From the entries below, gather every line containing the string "actin".

• **Data extracted from a collection**:
Segment Open
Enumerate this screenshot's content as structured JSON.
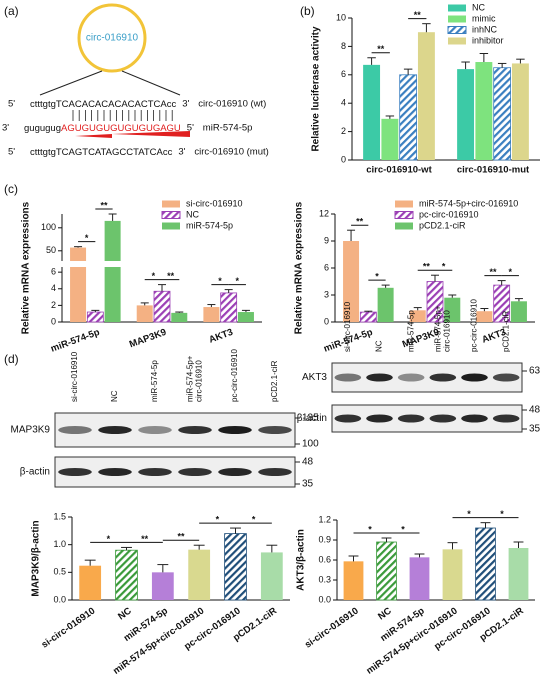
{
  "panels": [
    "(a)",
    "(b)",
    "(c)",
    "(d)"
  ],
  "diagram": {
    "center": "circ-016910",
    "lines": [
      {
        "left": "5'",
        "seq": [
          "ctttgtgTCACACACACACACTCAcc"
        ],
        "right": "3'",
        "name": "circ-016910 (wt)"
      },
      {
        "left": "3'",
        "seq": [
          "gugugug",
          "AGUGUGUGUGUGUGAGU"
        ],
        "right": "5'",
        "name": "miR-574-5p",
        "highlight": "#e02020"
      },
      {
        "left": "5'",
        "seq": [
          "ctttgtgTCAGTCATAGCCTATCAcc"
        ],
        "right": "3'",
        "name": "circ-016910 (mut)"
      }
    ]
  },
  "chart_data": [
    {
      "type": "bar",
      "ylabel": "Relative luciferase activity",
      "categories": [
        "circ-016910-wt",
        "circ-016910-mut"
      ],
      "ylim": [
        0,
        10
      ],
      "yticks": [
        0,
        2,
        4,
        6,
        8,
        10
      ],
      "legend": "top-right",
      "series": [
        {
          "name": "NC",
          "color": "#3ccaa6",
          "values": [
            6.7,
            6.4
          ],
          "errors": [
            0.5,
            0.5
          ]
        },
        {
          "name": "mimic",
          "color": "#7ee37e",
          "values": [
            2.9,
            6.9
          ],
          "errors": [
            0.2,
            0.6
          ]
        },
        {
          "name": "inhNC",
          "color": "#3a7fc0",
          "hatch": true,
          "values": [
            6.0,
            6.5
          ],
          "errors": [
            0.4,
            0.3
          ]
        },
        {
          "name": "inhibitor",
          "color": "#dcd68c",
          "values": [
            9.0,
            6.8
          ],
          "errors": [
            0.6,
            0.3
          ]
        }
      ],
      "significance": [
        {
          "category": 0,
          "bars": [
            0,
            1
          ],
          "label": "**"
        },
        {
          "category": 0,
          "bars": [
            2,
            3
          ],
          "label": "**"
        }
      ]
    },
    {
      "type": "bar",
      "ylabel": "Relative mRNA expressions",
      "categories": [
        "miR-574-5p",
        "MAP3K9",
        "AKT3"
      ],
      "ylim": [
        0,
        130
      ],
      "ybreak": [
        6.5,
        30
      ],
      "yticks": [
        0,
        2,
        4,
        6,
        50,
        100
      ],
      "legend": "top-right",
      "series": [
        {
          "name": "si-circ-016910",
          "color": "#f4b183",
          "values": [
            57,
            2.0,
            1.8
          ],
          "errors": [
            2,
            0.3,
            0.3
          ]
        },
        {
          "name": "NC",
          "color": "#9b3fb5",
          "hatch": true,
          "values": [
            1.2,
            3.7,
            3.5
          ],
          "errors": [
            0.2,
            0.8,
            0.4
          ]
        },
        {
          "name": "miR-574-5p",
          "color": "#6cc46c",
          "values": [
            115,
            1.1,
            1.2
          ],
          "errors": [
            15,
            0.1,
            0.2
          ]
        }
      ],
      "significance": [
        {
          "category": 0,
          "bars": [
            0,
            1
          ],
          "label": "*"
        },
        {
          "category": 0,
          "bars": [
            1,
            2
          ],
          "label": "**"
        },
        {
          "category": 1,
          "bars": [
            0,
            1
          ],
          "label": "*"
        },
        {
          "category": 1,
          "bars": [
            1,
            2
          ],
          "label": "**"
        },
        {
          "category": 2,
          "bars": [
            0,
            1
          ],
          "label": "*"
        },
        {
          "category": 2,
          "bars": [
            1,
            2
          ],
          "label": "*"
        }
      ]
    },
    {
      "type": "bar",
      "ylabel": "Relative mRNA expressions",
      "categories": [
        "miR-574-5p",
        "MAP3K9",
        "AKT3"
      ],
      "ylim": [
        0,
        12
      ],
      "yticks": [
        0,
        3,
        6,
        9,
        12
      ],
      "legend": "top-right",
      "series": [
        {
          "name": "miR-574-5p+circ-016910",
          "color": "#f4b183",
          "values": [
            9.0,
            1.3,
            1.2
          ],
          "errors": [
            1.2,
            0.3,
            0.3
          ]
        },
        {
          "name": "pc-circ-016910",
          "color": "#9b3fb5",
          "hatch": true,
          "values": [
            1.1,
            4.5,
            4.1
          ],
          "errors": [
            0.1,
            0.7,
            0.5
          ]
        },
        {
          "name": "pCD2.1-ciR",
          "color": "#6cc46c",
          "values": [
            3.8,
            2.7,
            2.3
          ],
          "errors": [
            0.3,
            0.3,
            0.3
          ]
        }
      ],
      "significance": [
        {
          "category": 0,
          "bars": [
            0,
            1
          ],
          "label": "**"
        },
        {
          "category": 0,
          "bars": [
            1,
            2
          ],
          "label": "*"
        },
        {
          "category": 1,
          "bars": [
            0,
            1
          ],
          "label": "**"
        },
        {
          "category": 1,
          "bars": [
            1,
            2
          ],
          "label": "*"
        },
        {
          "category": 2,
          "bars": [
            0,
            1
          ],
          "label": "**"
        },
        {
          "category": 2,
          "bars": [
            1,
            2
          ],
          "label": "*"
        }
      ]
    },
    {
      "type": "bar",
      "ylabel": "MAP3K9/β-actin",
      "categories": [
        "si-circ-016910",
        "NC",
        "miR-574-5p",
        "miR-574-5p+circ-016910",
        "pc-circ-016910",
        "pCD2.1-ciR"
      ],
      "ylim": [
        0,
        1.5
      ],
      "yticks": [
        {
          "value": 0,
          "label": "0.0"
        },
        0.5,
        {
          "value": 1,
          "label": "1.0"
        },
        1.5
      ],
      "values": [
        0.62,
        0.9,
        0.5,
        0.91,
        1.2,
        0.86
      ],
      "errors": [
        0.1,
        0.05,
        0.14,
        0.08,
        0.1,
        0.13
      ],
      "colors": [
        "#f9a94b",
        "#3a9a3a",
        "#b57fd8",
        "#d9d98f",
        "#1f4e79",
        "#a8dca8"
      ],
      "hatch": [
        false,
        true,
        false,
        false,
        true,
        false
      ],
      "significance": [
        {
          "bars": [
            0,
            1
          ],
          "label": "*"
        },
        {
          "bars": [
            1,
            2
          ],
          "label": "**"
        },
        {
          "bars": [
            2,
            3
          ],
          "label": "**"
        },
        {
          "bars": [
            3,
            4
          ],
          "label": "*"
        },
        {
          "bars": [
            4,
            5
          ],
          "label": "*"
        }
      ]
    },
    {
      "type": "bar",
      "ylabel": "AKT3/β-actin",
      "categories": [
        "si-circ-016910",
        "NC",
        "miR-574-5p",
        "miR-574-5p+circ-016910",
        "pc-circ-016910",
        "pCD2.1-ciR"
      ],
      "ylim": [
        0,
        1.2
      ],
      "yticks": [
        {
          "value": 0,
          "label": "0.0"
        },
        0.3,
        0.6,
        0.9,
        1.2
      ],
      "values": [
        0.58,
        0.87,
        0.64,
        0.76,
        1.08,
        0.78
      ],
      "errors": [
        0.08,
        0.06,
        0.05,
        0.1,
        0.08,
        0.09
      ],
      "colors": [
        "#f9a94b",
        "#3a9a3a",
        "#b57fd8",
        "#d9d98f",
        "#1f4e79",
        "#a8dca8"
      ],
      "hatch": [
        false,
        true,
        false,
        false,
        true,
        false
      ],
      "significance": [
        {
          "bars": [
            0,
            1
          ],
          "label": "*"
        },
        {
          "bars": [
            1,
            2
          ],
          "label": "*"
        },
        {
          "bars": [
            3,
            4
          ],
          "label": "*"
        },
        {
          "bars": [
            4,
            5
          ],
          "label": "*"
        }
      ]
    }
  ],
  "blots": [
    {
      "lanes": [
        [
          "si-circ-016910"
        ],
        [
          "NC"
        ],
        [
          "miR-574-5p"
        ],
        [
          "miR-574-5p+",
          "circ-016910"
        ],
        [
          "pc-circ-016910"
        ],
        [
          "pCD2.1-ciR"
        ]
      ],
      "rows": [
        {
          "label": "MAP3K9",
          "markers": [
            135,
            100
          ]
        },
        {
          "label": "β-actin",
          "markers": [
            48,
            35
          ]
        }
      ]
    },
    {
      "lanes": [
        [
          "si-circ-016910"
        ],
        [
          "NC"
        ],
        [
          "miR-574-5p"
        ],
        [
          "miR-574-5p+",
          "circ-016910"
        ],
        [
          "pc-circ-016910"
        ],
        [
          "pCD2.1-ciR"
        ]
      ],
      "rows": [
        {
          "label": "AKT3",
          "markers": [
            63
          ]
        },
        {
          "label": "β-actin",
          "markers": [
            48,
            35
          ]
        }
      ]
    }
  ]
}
Segment Closed
• **COMPLETED EXERCISE**:
      "ylabel": "MAP3K9/β-actin",
      "ylabel": "AKT3/β-actin",
          "label": "β-actin",
          "label": "β-actin",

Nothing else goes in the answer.